- _WRITTEN REQUEST_
Convert these lines into a JSON list of strings, with each line as its own string and blank lines omitted.

(Region annotation records)
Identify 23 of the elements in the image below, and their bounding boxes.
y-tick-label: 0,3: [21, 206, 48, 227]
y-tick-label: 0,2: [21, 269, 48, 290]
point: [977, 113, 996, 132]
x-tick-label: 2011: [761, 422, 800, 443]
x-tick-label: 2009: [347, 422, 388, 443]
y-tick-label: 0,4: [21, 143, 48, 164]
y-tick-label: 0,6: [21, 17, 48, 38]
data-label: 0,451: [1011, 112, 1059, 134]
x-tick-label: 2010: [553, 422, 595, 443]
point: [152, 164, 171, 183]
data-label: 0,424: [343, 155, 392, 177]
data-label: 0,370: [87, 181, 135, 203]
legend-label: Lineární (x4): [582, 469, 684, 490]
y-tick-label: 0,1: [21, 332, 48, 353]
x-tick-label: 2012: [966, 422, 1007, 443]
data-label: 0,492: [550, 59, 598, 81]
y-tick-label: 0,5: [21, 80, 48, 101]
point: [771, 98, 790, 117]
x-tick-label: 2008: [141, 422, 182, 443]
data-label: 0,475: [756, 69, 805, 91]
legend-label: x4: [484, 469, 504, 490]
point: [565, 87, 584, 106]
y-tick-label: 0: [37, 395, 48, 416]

- _RESPONSE_
[
  "Identify 23 of the elements in the image below, and their bounding boxes.",
  "y-tick-label: 0,3: [21, 206, 48, 227]",
  "y-tick-label: 0,2: [21, 269, 48, 290]",
  "point: [977, 113, 996, 132]",
  "x-tick-label: 2011: [761, 422, 800, 443]",
  "x-tick-label: 2009: [347, 422, 388, 443]",
  "y-tick-label: 0,4: [21, 143, 48, 164]",
  "y-tick-label: 0,6: [21, 17, 48, 38]",
  "data-label: 0,451: [1011, 112, 1059, 134]",
  "x-tick-label: 2010: [553, 422, 595, 443]",
  "point: [152, 164, 171, 183]",
  "data-label: 0,424: [343, 155, 392, 177]",
  "data-label: 0,370: [87, 181, 135, 203]",
  "legend-label: Lineární (x4): [582, 469, 684, 490]",
  "y-tick-label: 0,1: [21, 332, 48, 353]",
  "x-tick-label: 2012: [966, 422, 1007, 443]",
  "data-label: 0,492: [550, 59, 598, 81]",
  "y-tick-label: 0,5: [21, 80, 48, 101]",
  "point: [771, 98, 790, 117]",
  "x-tick-label: 2008: [141, 422, 182, 443]",
  "data-label: 0,475: [756, 69, 805, 91]",
  "legend-label: x4: [484, 469, 504, 490]",
  "point: [565, 87, 584, 106]",
  "y-tick-label: 0: [37, 395, 48, 416]"
]